**WHAT IS REQUIRED**:
Scan the records and identify every line in which the string "para" occurs, then return those lines.

━━━━━━━━━━━━━━━━

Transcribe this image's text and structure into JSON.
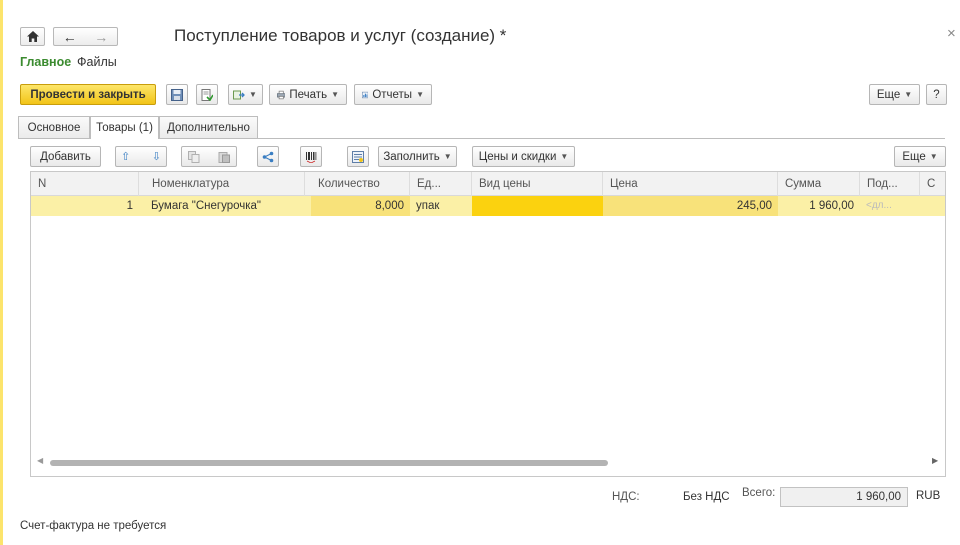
{
  "window": {
    "title": "Поступление товаров и услуг (создание) *",
    "close": "×"
  },
  "nav": {
    "home_icon": "home-icon",
    "back_icon": "arrow-left-icon",
    "forward_icon": "arrow-right-icon"
  },
  "sections": {
    "main": "Главное",
    "files": "Файлы"
  },
  "toolbar": {
    "post_close": "Провести и закрыть",
    "print": "Печать",
    "reports": "Отчеты",
    "more": "Еще",
    "help": "?"
  },
  "tabs": [
    {
      "label": "Основное"
    },
    {
      "label": "Товары (1)"
    },
    {
      "label": "Дополнительно"
    }
  ],
  "table_toolbar": {
    "add": "Добавить",
    "fill": "Заполнить",
    "prices_discounts": "Цены и скидки",
    "more": "Еще"
  },
  "table": {
    "columns": [
      "N",
      "Номенклатура",
      "Количество",
      "Ед...",
      "Вид цены",
      "Цена",
      "Сумма",
      "Под...",
      "С"
    ],
    "rows": [
      {
        "n": "1",
        "item": "Бумага \"Снегурочка\"",
        "qty": "8,000",
        "unit": "упак",
        "price_type": "",
        "price": "245,00",
        "sum": "1 960,00",
        "sub": "<дл..."
      }
    ]
  },
  "totals": {
    "vat_label": "НДС:",
    "vat_value": "Без НДС",
    "total_label": "Всего:",
    "total_value": "1 960,00",
    "currency": "RUB"
  },
  "footer": {
    "invoice_note": "Счет-фактура не требуется"
  },
  "colors": {
    "accent_yellow": "#f2c418",
    "row_highlight": "#fbf0a6",
    "cell_highlight": "#fbd20f",
    "section_green": "#3b8b2f"
  }
}
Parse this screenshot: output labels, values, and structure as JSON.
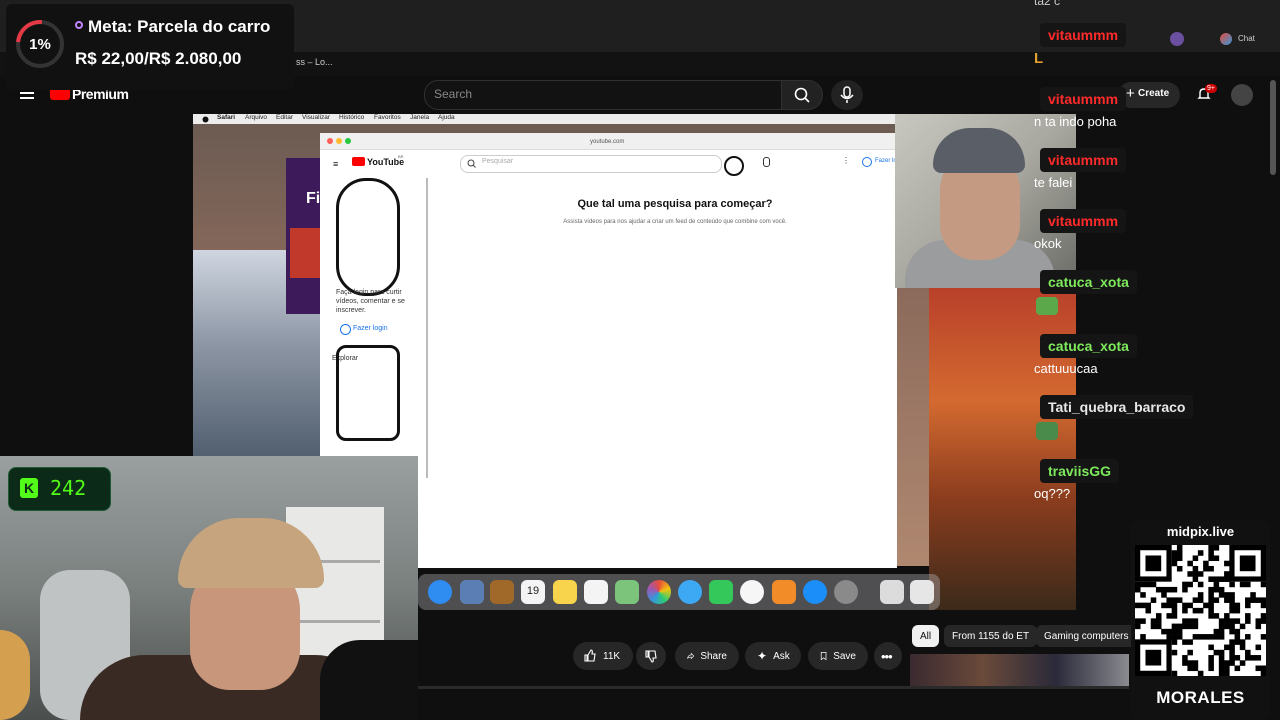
{
  "goal": {
    "percent": "1%",
    "progress": 0.01,
    "title": "Meta: Parcela do carro",
    "amount": "R$ 22,00/R$ 2.080,00"
  },
  "browser": {
    "tab_fragment": "ss – Lo...",
    "chat_label": "Chat"
  },
  "youtube_header": {
    "logo_text": "Premium",
    "search_placeholder": "Search",
    "create_label": "Create",
    "notification_badge": "9+"
  },
  "mac": {
    "menu_items": [
      "Safari",
      "Arquivo",
      "Editar",
      "Visualizar",
      "Histórico",
      "Favoritos",
      "Janela",
      "Ajuda"
    ],
    "url": "youtube.com",
    "calendar_month": "JUL",
    "calendar_day": "19"
  },
  "safari_youtube": {
    "logo_text": "YouTube",
    "logo_sup": "BR",
    "search_placeholder": "Pesquisar",
    "heading": "Que tal uma pesquisa para começar?",
    "subheading": "Assista vídeos para nos ajudar a criar um feed de conteúdo que combine com você.",
    "signin_text": "Faça login para curtir vídeos, comentar e se inscrever.",
    "login_link": "Fazer login",
    "header_login": "Fazer lo",
    "explore_label": "Explorar",
    "behind_text": "Fi"
  },
  "kick": {
    "viewer_count": "242"
  },
  "video_actions": {
    "like_count": "11K",
    "share_label": "Share",
    "ask_label": "Ask",
    "save_label": "Save",
    "chips": [
      "All",
      "From 1155 do ET",
      "Gaming computers"
    ]
  },
  "chat": {
    "top_fragment": "ta2 c",
    "messages": [
      {
        "user": "vitaummm",
        "text": "L"
      },
      {
        "user": "vitaummm",
        "text": "n ta indo poha"
      },
      {
        "user": "vitaummm",
        "text": "te falei"
      },
      {
        "user": "vitaummm",
        "text": "okok"
      },
      {
        "user": "catuca_xota",
        "text": ""
      },
      {
        "user": "catuca_xota",
        "text": "cattuuucaa"
      },
      {
        "user": "Tati_quebra_barraco",
        "text": ""
      },
      {
        "user": "traviisGG",
        "text": "oq???"
      }
    ]
  },
  "qr": {
    "title": "midpix.live",
    "brand": "MORALES"
  },
  "colors": {
    "chat_red": "#ff2a2a",
    "chat_green": "#7dea5c",
    "kick_green": "#53fc18",
    "yt_red": "#ff0000"
  }
}
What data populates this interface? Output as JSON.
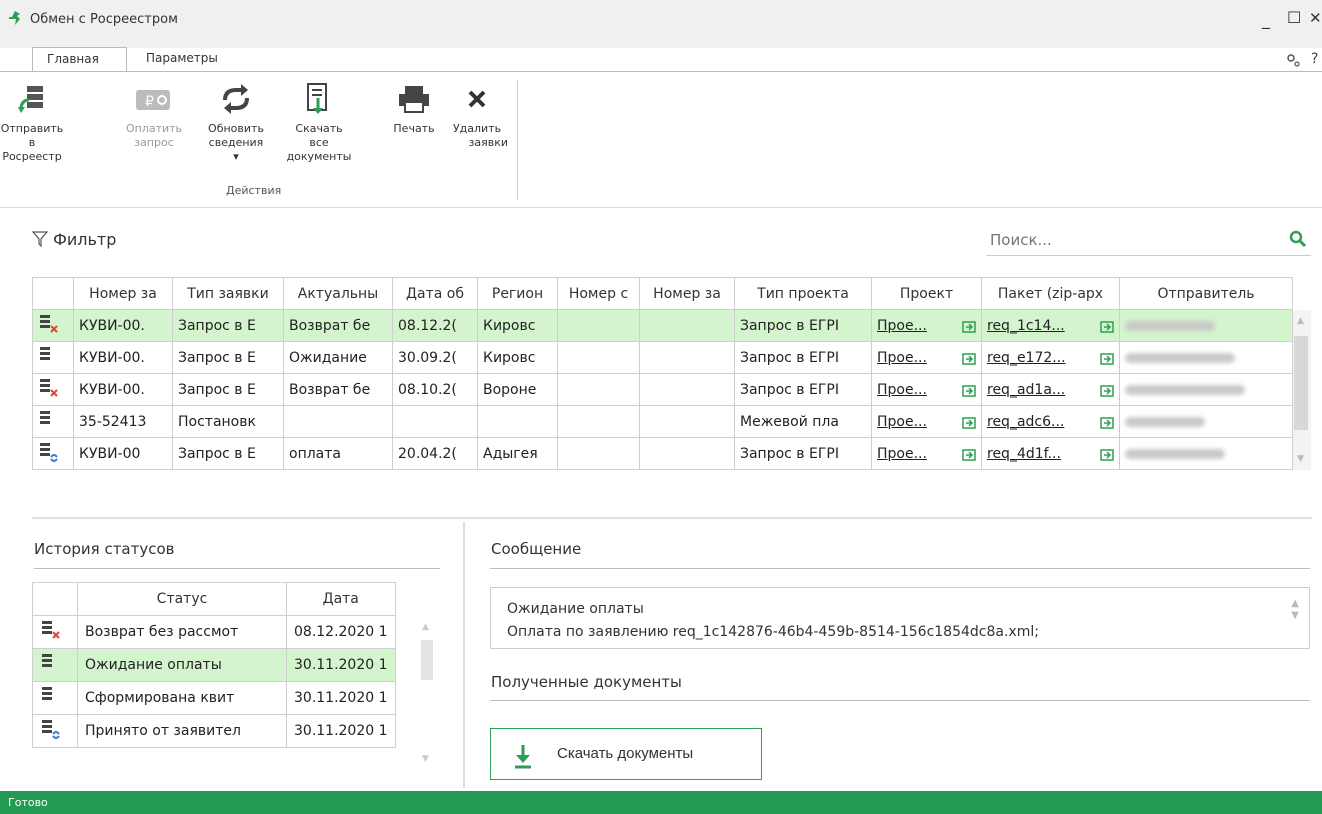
{
  "window": {
    "title": "Обмен с Росреестром",
    "minimize": "_",
    "maximize": "☐",
    "close": "✕"
  },
  "tabs": [
    "Главная",
    "Параметры"
  ],
  "ribbon": {
    "buttons": [
      {
        "label1": "Отправить в",
        "label2": "Росреестр",
        "icon": "send-icon",
        "enabled": true
      },
      {
        "label1": "Оплатить",
        "label2": "запрос",
        "icon": "payment-icon",
        "enabled": false
      },
      {
        "label1": "Обновить",
        "label2": "сведения ▾",
        "icon": "refresh-icon",
        "enabled": true
      },
      {
        "label1": "Скачать все",
        "label2": "документы",
        "icon": "download-documents-icon",
        "enabled": true
      },
      {
        "label1": "Печать",
        "label2": "",
        "icon": "printer-icon",
        "enabled": true
      },
      {
        "label1": "Удалить",
        "label2": "заявки",
        "icon": "delete-icon",
        "enabled": true
      }
    ],
    "group_label": "Действия"
  },
  "filter": {
    "label": "Фильтр"
  },
  "search": {
    "placeholder": "Поиск..."
  },
  "requests": {
    "columns": [
      "",
      "Номер за",
      "Тип заявки",
      "Актуальны",
      "Дата об",
      "Регион",
      "Номер с",
      "Номер за",
      "Тип проекта",
      "Проект",
      "Пакет (zip-арх",
      "Отправитель"
    ],
    "rows": [
      {
        "status_icon": "rejected",
        "number": "КУВИ-00.",
        "type": "Запрос в Е",
        "status": "Возврат бе",
        "date": "08.12.2(",
        "region": "Кировс",
        "num2": "",
        "num3": "",
        "project_type": "Запрос в ЕГРІ",
        "project": "Прое...",
        "package": "req_1c14...",
        "selected": true
      },
      {
        "status_icon": "plain",
        "number": "КУВИ-00.",
        "type": "Запрос в Е",
        "status": "Ожидание",
        "date": "30.09.2(",
        "region": "Кировс",
        "num2": "",
        "num3": "",
        "project_type": "Запрос в ЕГРІ",
        "project": "Прое...",
        "package": "req_e172...",
        "selected": false
      },
      {
        "status_icon": "rejected",
        "number": "КУВИ-00.",
        "type": "Запрос в Е",
        "status": "Возврат бе",
        "date": "08.10.2(",
        "region": "Вороне",
        "num2": "",
        "num3": "",
        "project_type": "Запрос в ЕГРІ",
        "project": "Прое...",
        "package": "req_ad1a...",
        "selected": false
      },
      {
        "status_icon": "plain",
        "number": "35-52413",
        "type": "Постановк",
        "status": "",
        "date": "",
        "region": "",
        "num2": "",
        "num3": "",
        "project_type": "Межевой пла",
        "project": "Прое...",
        "package": "req_adc6...",
        "selected": false
      },
      {
        "status_icon": "synced",
        "number": "КУВИ-00",
        "type": "Запрос в Е",
        "status": "оплата",
        "date": "20.04.2(",
        "region": "Адыгея",
        "num2": "",
        "num3": "",
        "project_type": "Запрос в ЕГРІ",
        "project": "Прое...",
        "package": "req_4d1f...",
        "selected": false
      }
    ]
  },
  "history": {
    "title": "История статусов",
    "columns": [
      "",
      "Статус",
      "Дата"
    ],
    "rows": [
      {
        "status_icon": "rejected",
        "status": "Возврат без рассмот",
        "date": "08.12.2020 1",
        "selected": false
      },
      {
        "status_icon": "plain",
        "status": "Ожидание оплаты",
        "date": "30.11.2020 1",
        "selected": true
      },
      {
        "status_icon": "plain",
        "status": "Сформирована квит",
        "date": "30.11.2020 1",
        "selected": false
      },
      {
        "status_icon": "synced",
        "status": "Принято от заявител",
        "date": "30.11.2020 1",
        "selected": false
      }
    ]
  },
  "message": {
    "title": "Сообщение",
    "line1": "Ожидание оплаты",
    "line2": "Оплата по заявлению req_1c142876-46b4-459b-8514-156c1854dc8a.xml;"
  },
  "documents": {
    "title": "Полученные документы",
    "download_label": "Скачать документы"
  },
  "statusbar": {
    "text": "Готово"
  },
  "colors": {
    "accent": "#239b55",
    "selected_row": "#d3f4cd"
  }
}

━━━━━━━━━━━━━━━━

**COMPLETED TASK**:
    "heading": "Que tal uma pesquisa para começar?",
    "subheading": "Assista vídeos para nos ajudar a criar um feed de conteúdo que combine com você.",
    "signin_text": "Faça login para curtir vídeos, comentar e se inscrever.",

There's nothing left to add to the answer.